Scan the material for the word "from", and copy each line where it shows up.

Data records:
________________________
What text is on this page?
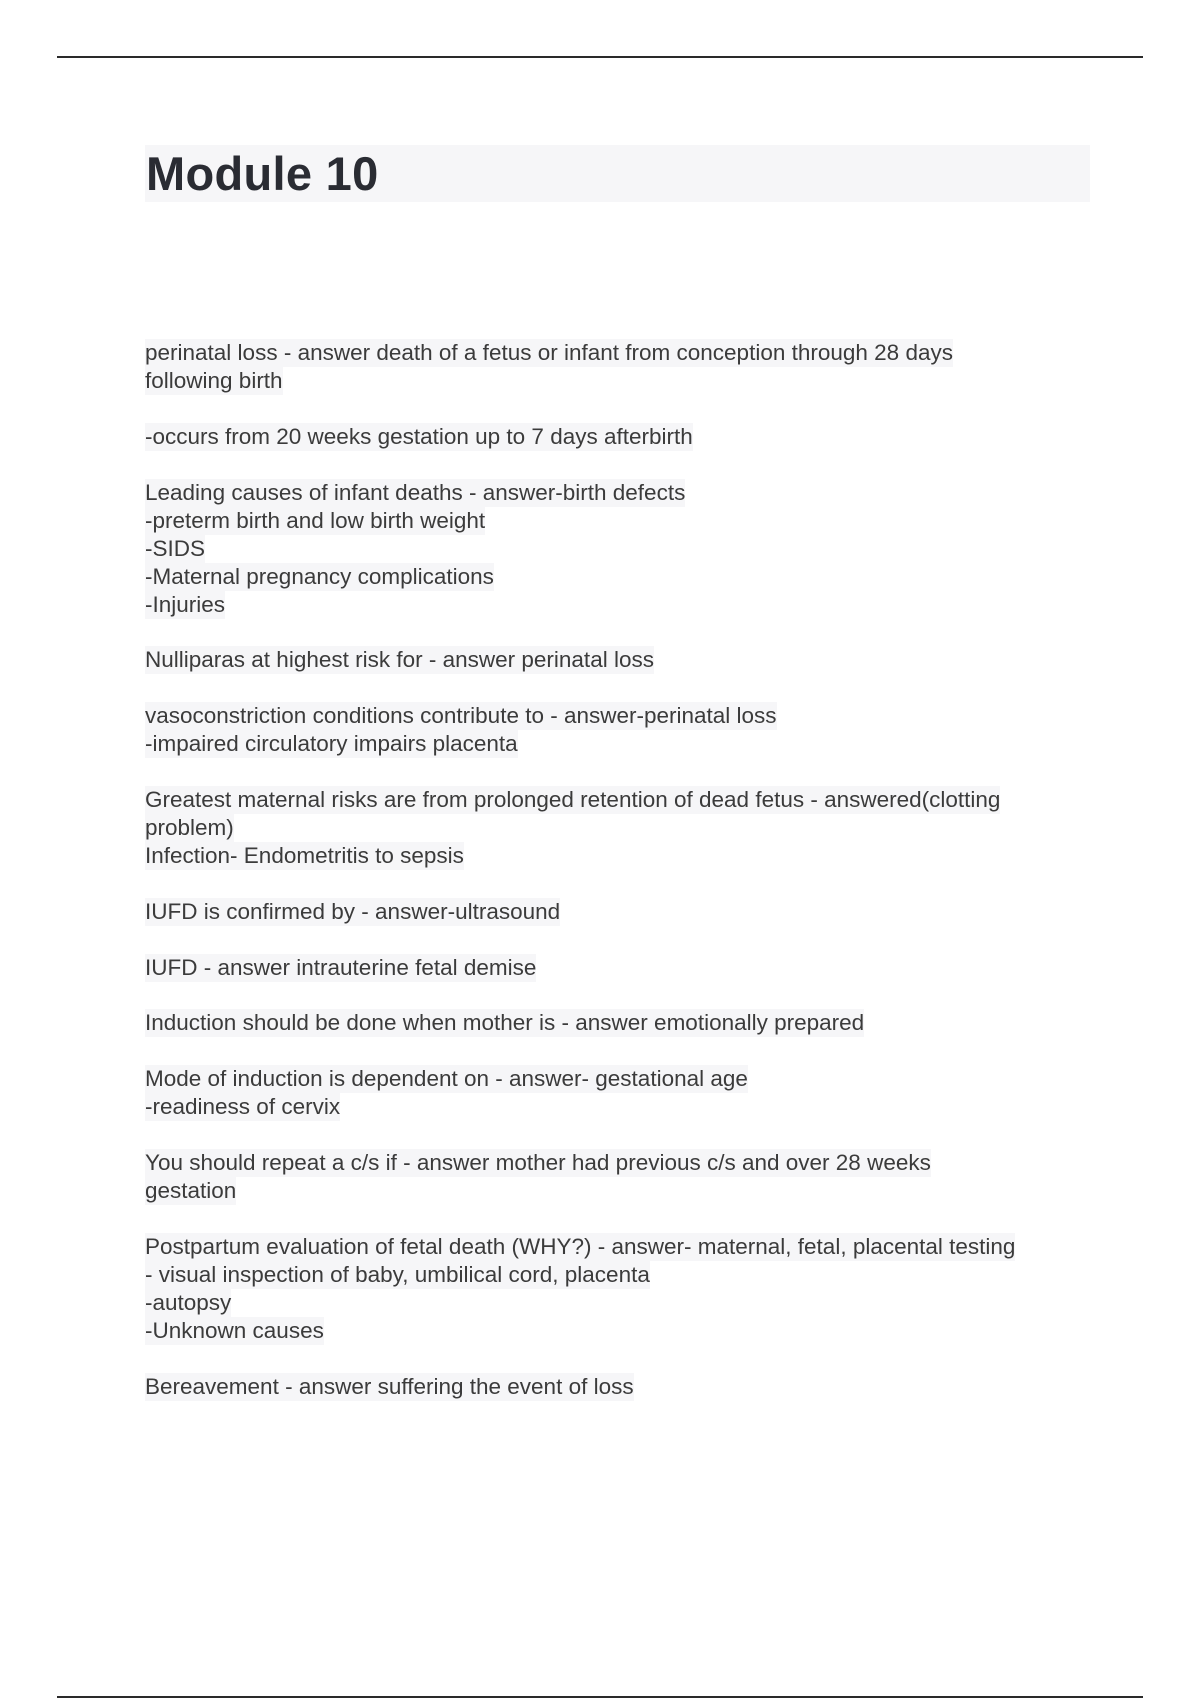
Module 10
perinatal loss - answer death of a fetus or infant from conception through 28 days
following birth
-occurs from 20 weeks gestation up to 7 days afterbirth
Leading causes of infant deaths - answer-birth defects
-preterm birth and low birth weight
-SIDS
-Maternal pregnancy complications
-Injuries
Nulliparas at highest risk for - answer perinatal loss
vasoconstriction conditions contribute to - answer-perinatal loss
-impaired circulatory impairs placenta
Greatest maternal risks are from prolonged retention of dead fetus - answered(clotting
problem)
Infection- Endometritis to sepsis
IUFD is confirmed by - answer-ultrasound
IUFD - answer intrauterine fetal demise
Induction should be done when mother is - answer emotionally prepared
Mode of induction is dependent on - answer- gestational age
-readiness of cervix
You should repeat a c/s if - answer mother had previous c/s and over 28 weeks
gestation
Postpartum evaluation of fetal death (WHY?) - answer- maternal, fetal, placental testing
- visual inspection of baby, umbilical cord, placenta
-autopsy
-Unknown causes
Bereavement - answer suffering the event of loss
________________________
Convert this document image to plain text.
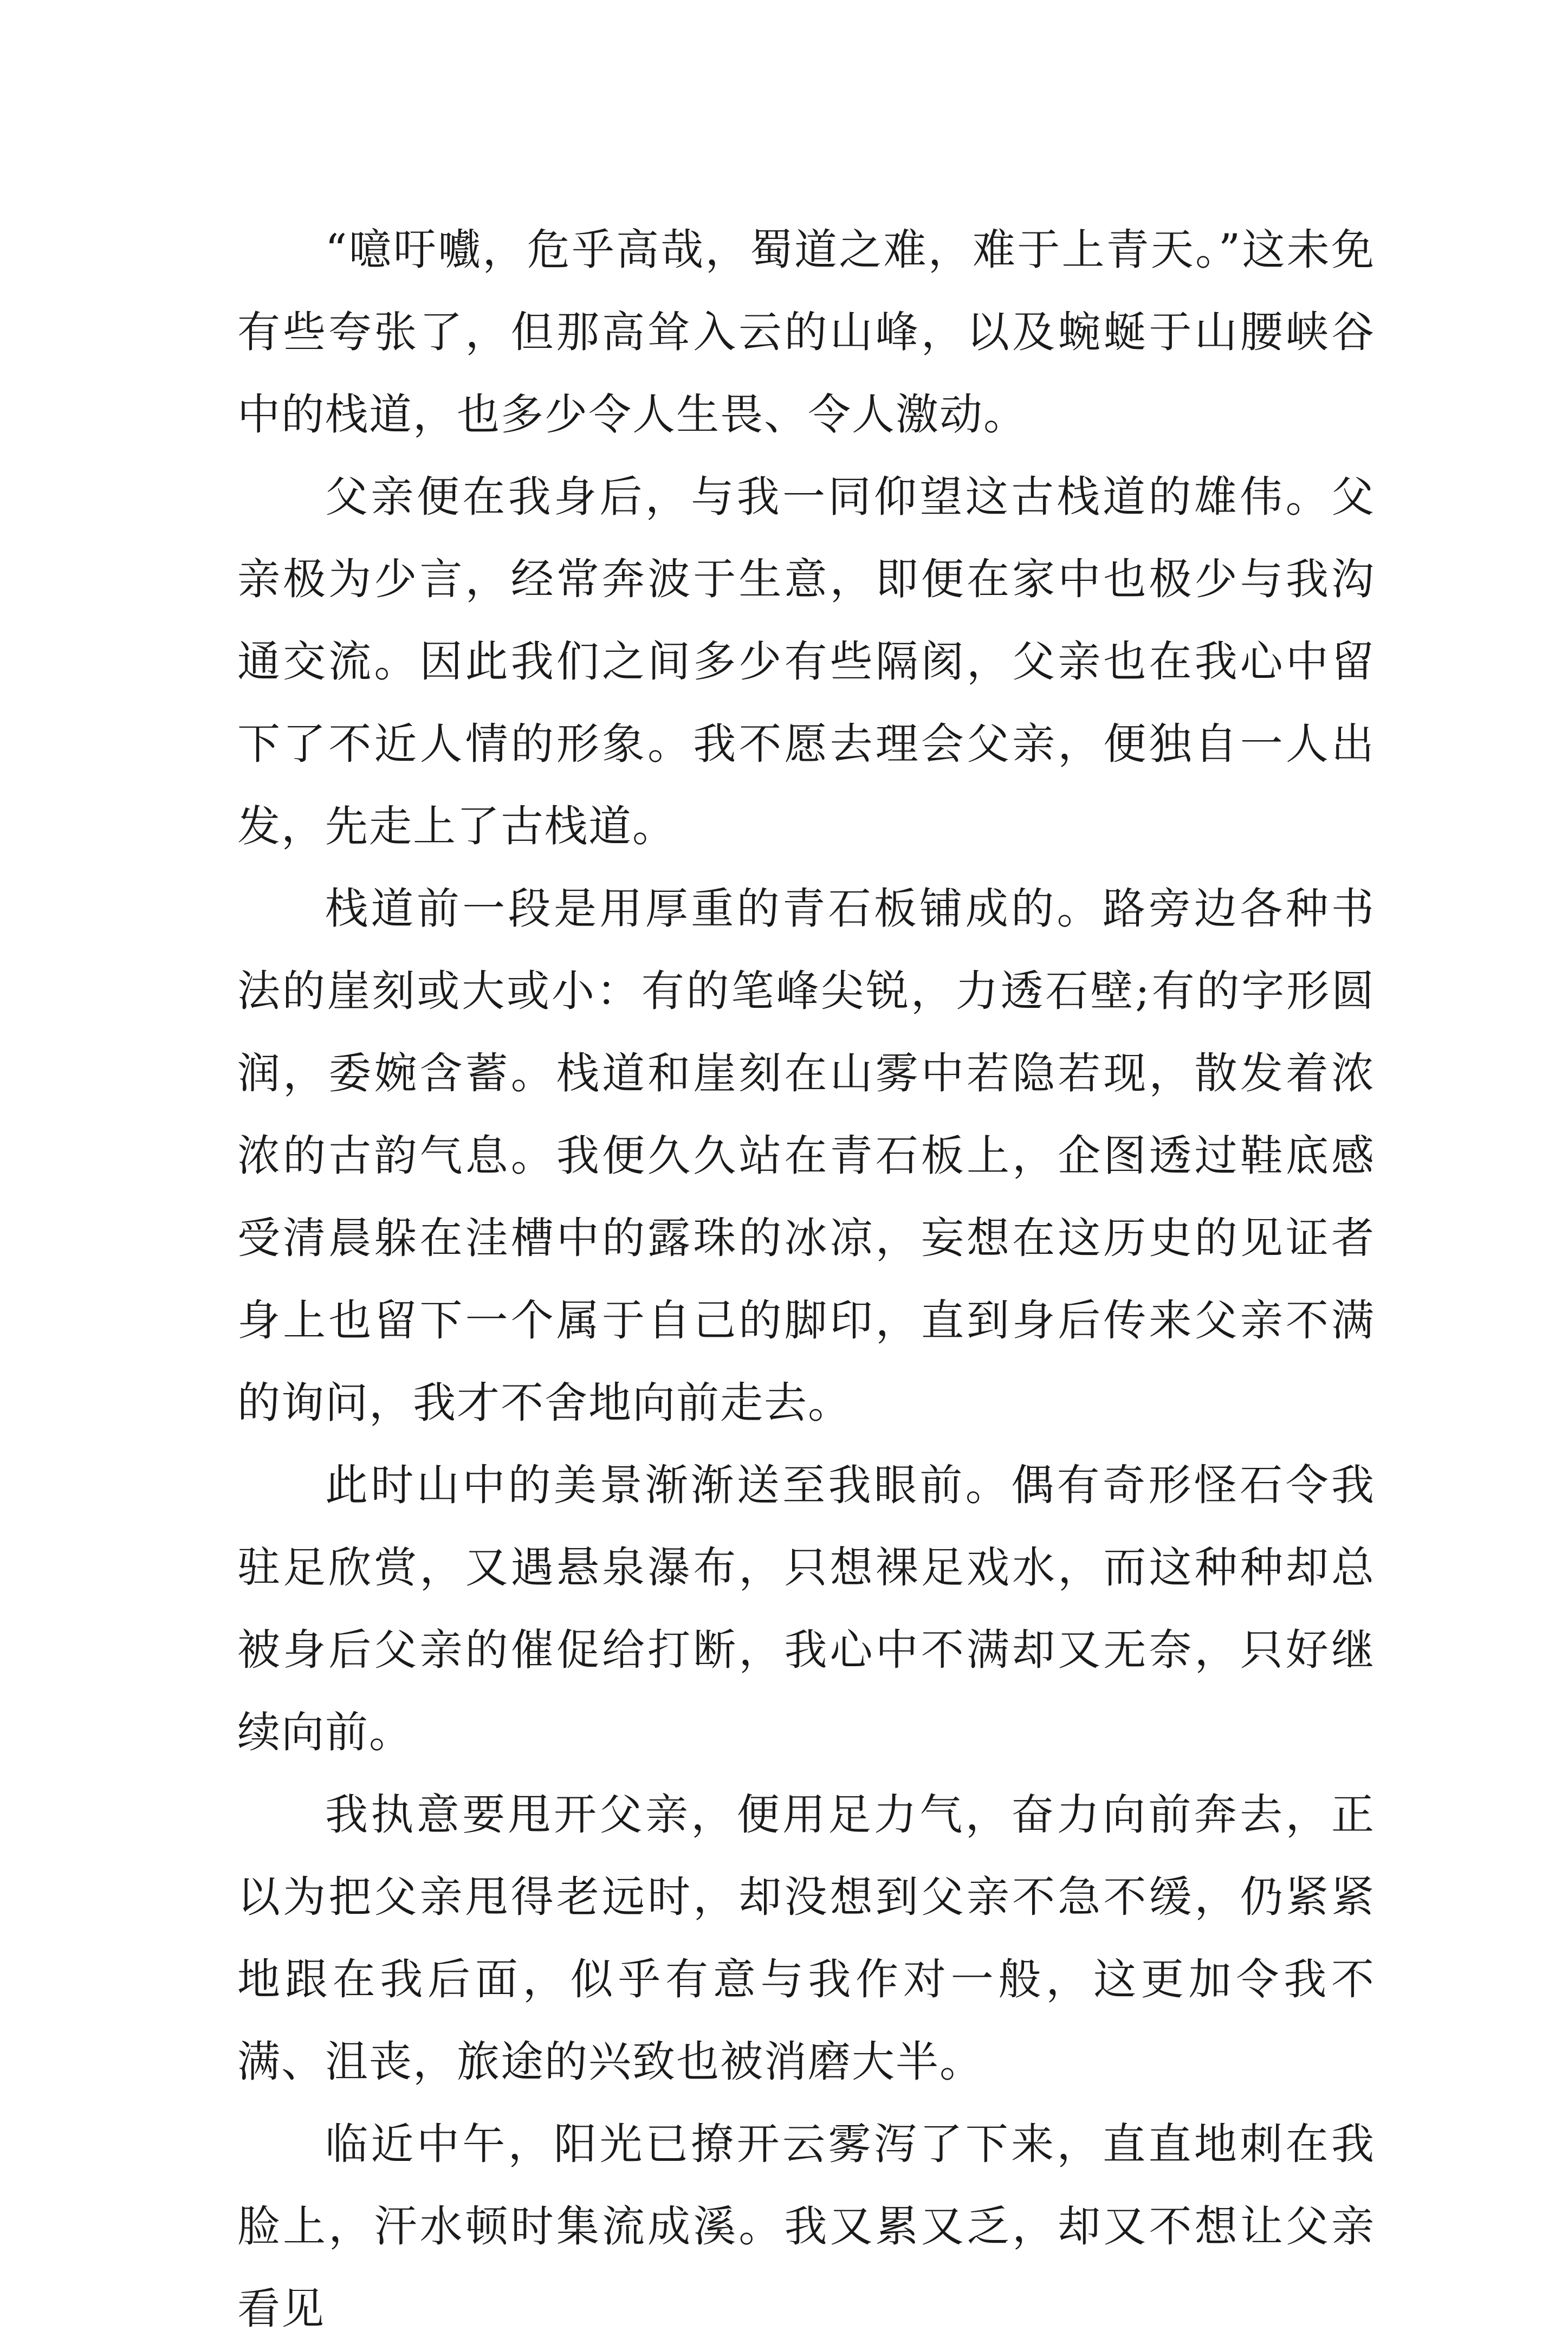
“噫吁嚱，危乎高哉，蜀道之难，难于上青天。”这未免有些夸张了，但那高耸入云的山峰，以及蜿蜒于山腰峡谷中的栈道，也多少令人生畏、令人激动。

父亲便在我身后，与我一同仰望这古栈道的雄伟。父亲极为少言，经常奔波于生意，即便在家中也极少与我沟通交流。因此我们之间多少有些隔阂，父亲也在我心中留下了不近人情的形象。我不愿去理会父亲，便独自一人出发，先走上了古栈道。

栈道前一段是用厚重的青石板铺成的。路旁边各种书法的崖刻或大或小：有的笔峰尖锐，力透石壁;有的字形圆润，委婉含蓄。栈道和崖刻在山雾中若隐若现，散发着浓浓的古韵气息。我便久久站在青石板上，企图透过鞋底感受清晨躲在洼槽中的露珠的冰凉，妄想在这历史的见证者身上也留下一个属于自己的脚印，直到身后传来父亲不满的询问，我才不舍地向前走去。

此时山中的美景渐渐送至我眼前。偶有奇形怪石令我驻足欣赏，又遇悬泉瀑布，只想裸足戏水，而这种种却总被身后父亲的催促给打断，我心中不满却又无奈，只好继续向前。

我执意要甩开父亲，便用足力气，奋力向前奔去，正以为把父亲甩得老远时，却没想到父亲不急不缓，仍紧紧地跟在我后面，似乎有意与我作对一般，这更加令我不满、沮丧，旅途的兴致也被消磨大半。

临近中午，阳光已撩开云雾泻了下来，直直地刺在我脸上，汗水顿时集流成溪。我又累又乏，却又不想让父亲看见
________________________
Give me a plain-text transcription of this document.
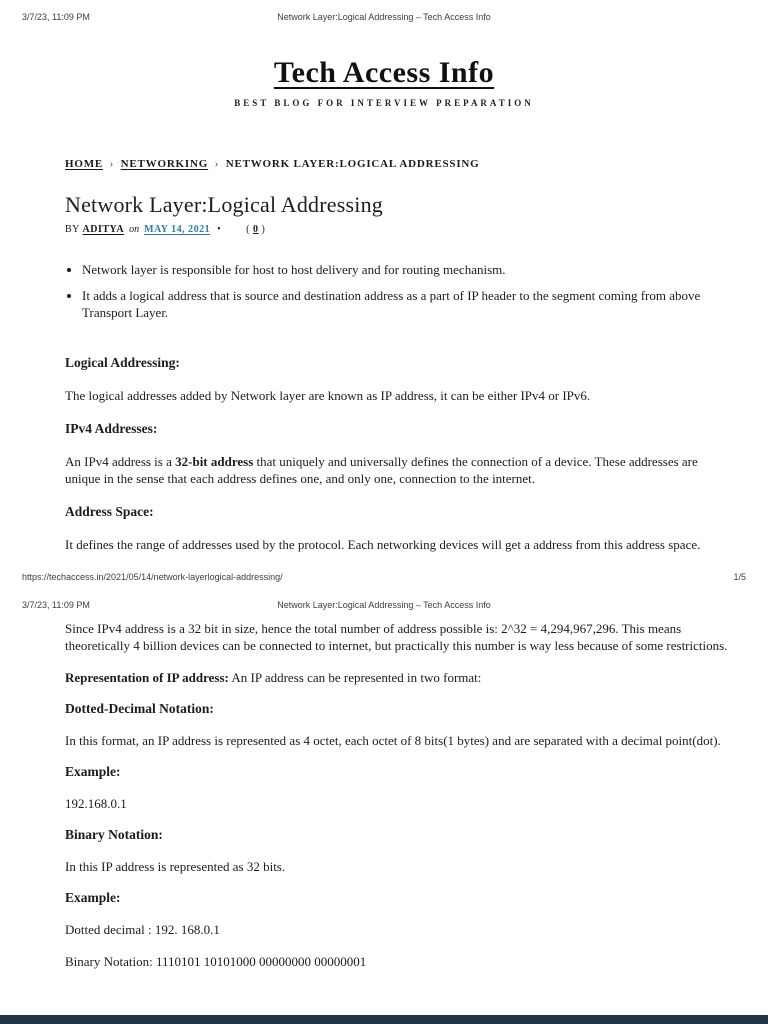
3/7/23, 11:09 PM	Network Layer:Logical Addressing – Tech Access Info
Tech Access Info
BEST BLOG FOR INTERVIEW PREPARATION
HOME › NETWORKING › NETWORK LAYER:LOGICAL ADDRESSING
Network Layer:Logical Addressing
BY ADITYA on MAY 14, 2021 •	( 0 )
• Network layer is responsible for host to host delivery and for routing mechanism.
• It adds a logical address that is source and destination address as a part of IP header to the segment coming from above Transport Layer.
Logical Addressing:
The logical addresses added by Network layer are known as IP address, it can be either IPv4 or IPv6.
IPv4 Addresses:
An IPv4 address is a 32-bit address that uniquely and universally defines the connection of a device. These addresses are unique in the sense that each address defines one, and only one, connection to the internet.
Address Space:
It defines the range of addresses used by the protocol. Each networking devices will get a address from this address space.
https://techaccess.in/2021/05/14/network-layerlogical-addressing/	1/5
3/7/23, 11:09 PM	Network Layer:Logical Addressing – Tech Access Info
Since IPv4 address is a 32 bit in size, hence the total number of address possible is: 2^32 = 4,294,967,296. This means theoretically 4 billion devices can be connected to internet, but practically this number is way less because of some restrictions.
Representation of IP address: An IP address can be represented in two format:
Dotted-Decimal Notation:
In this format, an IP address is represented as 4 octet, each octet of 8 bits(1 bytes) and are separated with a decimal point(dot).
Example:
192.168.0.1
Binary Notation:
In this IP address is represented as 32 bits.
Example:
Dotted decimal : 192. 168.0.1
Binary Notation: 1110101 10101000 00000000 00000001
________________________
Written response:
perinatal loss - answer death of a fetus or infant from conception through 28 days
-occurs from 20 weeks gestation up to 7 days afterbirth
Greatest maternal risks are from prolonged retention of dead fetus - answered(clotting
• It adds a logical address that is source and destination address as a part of IP header to the segment coming from above Transport Layer.
It defines the range of addresses used by the protocol. Each networking devices will get a address from this address space.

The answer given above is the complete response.